[BEGIN]

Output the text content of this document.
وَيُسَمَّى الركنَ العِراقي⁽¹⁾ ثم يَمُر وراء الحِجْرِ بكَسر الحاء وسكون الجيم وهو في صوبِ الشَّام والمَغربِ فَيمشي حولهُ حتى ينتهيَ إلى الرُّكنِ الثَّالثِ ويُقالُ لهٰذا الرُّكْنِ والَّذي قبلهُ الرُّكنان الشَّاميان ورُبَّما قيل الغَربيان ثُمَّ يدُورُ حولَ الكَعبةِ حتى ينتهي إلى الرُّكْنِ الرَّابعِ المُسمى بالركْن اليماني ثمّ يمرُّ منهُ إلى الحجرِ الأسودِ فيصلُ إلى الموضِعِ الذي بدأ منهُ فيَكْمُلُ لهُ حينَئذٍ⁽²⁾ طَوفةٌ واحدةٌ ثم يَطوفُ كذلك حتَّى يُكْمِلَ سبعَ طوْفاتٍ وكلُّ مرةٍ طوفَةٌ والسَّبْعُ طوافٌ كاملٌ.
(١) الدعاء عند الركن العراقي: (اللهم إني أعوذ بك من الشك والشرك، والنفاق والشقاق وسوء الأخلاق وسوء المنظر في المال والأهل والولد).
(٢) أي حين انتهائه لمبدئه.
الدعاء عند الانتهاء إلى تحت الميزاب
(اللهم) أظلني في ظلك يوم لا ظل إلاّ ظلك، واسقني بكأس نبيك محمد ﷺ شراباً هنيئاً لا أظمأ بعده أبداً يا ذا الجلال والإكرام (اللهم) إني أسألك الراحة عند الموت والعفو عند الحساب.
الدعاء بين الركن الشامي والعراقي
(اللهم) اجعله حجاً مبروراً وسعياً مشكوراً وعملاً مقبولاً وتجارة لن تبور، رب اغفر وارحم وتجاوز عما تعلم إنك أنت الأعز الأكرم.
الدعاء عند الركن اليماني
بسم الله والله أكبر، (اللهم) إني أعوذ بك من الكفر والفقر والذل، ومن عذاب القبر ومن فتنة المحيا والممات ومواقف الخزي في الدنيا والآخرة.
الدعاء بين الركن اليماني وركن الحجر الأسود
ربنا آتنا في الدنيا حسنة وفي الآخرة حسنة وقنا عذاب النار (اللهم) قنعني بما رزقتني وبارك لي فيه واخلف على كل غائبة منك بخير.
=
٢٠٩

[END]

## Stated exercise
Your task is to repeat every line exactly.

## Answer to this problem
Output the text content of this document.
وَيُسَمَّى الركنَ العِراقي⁽¹⁾ ثم يَمُر وراء الحِجْرِ بكَسر الحاء وسكون الجيم وهو في صوبِ الشَّام والمَغربِ فَيمشي حولهُ حتى ينتهيَ إلى الرُّكنِ الثَّالثِ ويُقالُ لهٰذا الرُّكْنِ والَّذي قبلهُ الرُّكنان الشَّاميان ورُبَّما قيل الغَربيان ثُمَّ يدُورُ حولَ الكَعبةِ حتى ينتهي إلى الرُّكْنِ الرَّابعِ المُسمى بالركْن اليماني ثمّ يمرُّ منهُ إلى الحجرِ الأسودِ فيصلُ إلى الموضِعِ الذي بدأ منهُ فيَكْمُلُ لهُ حينَئذٍ⁽²⁾ طَوفةٌ واحدةٌ ثم يَطوفُ كذلك حتَّى يُكْمِلَ سبعَ طوْفاتٍ وكلُّ مرةٍ طوفَةٌ والسَّبْعُ طوافٌ كاملٌ.
(١) الدعاء عند الركن العراقي: (اللهم إني أعوذ بك من الشك والشرك، والنفاق والشقاق وسوء الأخلاق وسوء المنظر في المال والأهل والولد).
(٢) أي حين انتهائه لمبدئه.
الدعاء عند الانتهاء إلى تحت الميزاب
(اللهم) أظلني في ظلك يوم لا ظل إلاّ ظلك، واسقني بكأس نبيك محمد ﷺ شراباً هنيئاً لا أظمأ بعده أبداً يا ذا الجلال والإكرام (اللهم) إني أسألك الراحة عند الموت والعفو عند الحساب.
الدعاء بين الركن الشامي والعراقي
(اللهم) اجعله حجاً مبروراً وسعياً مشكوراً وعملاً مقبولاً وتجارة لن تبور، رب اغفر وارحم وتجاوز عما تعلم إنك أنت الأعز الأكرم.
الدعاء عند الركن اليماني
بسم الله والله أكبر، (اللهم) إني أعوذ بك من الكفر والفقر والذل، ومن عذاب القبر ومن فتنة المحيا والممات ومواقف الخزي في الدنيا والآخرة.
الدعاء بين الركن اليماني وركن الحجر الأسود
ربنا آتنا في الدنيا حسنة وفي الآخرة حسنة وقنا عذاب النار (اللهم) قنعني بما رزقتني وبارك لي فيه واخلف على كل غائبة منك بخير.
=
٢٠٩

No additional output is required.